REQUEST >> Copy each line that contains the word "Roll".

begin EXCERPTED DATA

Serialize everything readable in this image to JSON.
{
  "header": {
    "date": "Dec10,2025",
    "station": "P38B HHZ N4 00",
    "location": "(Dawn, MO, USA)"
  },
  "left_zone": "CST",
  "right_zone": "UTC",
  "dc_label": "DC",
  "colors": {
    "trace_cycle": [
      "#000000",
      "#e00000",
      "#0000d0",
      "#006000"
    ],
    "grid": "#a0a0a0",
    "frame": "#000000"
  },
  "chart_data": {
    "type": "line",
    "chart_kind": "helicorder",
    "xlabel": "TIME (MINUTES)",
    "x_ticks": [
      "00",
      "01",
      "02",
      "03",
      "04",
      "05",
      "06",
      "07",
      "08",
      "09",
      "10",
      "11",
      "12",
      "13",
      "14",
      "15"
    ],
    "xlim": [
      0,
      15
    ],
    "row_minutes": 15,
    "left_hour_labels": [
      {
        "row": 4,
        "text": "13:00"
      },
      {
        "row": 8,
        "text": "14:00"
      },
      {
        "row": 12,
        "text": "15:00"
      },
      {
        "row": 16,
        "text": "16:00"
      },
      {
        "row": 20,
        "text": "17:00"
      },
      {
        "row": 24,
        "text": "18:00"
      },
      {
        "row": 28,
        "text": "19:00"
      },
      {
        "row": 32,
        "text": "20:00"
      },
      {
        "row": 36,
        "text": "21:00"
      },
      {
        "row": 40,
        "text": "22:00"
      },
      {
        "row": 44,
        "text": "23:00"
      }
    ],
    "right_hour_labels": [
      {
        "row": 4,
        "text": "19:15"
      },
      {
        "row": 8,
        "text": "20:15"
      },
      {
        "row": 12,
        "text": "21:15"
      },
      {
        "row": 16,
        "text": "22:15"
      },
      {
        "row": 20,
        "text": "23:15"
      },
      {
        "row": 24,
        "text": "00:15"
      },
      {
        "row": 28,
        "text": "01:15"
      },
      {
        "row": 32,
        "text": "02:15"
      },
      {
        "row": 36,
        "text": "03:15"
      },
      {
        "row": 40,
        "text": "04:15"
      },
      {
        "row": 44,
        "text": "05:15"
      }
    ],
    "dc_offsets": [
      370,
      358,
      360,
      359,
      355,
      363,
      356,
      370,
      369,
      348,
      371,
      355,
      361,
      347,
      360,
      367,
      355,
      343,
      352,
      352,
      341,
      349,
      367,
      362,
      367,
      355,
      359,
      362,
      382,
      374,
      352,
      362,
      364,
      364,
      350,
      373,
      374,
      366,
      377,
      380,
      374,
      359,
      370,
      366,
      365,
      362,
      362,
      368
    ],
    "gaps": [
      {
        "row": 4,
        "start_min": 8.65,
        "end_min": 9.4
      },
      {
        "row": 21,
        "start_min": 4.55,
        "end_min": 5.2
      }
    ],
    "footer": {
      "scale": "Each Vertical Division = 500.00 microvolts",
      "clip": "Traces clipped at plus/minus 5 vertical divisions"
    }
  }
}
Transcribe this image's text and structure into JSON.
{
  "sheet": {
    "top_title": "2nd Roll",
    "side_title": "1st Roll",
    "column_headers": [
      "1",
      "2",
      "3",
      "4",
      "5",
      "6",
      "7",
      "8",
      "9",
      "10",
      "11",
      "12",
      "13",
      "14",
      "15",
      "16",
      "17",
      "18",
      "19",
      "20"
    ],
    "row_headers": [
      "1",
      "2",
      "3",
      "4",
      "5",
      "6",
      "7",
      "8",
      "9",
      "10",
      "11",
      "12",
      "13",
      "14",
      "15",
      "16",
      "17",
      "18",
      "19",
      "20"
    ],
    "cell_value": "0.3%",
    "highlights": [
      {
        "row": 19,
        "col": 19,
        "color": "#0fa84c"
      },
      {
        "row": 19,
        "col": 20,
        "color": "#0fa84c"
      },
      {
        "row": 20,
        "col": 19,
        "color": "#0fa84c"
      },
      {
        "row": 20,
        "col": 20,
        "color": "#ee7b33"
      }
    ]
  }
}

end EXCERPTED DATA

ANSWER TO THIS EXERCISE >>
    "top_title": "2nd Roll",
    "side_title": "1st Roll",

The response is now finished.